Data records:
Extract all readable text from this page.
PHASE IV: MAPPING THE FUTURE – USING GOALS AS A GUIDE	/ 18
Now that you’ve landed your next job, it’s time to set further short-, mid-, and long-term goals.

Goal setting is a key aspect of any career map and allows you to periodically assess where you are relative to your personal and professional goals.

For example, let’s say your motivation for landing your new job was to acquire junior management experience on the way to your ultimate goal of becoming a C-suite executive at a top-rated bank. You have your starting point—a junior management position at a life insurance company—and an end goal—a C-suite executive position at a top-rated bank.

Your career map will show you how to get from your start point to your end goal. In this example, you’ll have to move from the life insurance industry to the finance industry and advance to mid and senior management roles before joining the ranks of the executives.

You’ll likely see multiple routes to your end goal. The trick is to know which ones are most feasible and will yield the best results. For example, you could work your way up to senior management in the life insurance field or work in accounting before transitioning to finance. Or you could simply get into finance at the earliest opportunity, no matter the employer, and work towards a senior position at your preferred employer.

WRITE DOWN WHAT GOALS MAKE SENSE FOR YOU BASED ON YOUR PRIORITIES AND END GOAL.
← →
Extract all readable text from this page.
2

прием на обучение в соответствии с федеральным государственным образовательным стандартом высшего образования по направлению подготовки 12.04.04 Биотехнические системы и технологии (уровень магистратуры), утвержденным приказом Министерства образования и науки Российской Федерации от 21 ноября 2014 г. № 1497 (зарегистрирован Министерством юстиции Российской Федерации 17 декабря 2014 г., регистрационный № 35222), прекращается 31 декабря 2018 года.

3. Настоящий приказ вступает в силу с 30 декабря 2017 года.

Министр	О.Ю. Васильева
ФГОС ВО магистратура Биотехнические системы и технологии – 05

Work to do ->
Copy every line of the entries above in which "life" occurs.

Output of the task ->
For example, let’s say your motivation for landing your new job was to acquire junior management experience on the way to your ultimate goal of becoming a C-suite executive at a top-rated bank. You have your starting point—a junior management position at a life insurance company—and an end goal—a C-suite executive position at a top-rated bank.
Your career map will show you how to get from your start point to your end goal. In this example, you’ll have to move from the life insurance industry to the finance industry and advance to mid and senior management roles before joining the ranks of the executives.
You’ll likely see multiple routes to your end goal. The trick is to know which ones are most feasible and will yield the best results. For example, you could work your way up to senior management in the life insurance field or work in accounting before transitioning to finance. Or you could simply get into finance at the earliest opportunity, no matter the employer, and work towards a senior position at your preferred employer.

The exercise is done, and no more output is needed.